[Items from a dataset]
────

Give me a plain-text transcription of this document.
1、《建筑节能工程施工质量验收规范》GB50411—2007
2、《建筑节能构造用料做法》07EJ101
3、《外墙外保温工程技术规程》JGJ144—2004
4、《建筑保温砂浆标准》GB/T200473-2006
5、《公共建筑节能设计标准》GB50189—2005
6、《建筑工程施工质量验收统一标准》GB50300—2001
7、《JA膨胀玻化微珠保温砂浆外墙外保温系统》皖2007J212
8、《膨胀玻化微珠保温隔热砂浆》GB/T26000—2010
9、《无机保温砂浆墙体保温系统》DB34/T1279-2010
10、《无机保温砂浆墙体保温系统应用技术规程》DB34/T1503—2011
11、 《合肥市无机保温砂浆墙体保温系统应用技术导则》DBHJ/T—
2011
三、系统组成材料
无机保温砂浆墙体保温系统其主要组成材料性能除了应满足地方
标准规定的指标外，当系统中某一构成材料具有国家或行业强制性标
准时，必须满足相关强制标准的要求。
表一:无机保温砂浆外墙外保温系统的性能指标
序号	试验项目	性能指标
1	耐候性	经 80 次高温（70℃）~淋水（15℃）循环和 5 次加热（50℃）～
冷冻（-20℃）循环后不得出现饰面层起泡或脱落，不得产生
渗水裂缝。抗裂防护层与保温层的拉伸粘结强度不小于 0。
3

────

Exercise:
Please set down the whole listing above without altering a single line.

Answer to the problem:
Give me a plain-text transcription of this document.
1、《建筑节能工程施工质量验收规范》GB50411—2007
2、《建筑节能构造用料做法》07EJ101
3、《外墙外保温工程技术规程》JGJ144—2004
4、《建筑保温砂浆标准》GB/T200473-2006
5、《公共建筑节能设计标准》GB50189—2005
6、《建筑工程施工质量验收统一标准》GB50300—2001
7、《JA膨胀玻化微珠保温砂浆外墙外保温系统》皖2007J212
8、《膨胀玻化微珠保温隔热砂浆》GB/T26000—2010
9、《无机保温砂浆墙体保温系统》DB34/T1279-2010
10、《无机保温砂浆墙体保温系统应用技术规程》DB34/T1503—2011
11、 《合肥市无机保温砂浆墙体保温系统应用技术导则》DBHJ/T—
2011
三、系统组成材料
无机保温砂浆墙体保温系统其主要组成材料性能除了应满足地方
标准规定的指标外，当系统中某一构成材料具有国家或行业强制性标
准时，必须满足相关强制标准的要求。
表一:无机保温砂浆外墙外保温系统的性能指标
序号	试验项目	性能指标
1	耐候性	经 80 次高温（70℃）~淋水（15℃）循环和 5 次加热（50℃）～
冷冻（-20℃）循环后不得出现饰面层起泡或脱落，不得产生
渗水裂缝。抗裂防护层与保温层的拉伸粘结强度不小于 0。
3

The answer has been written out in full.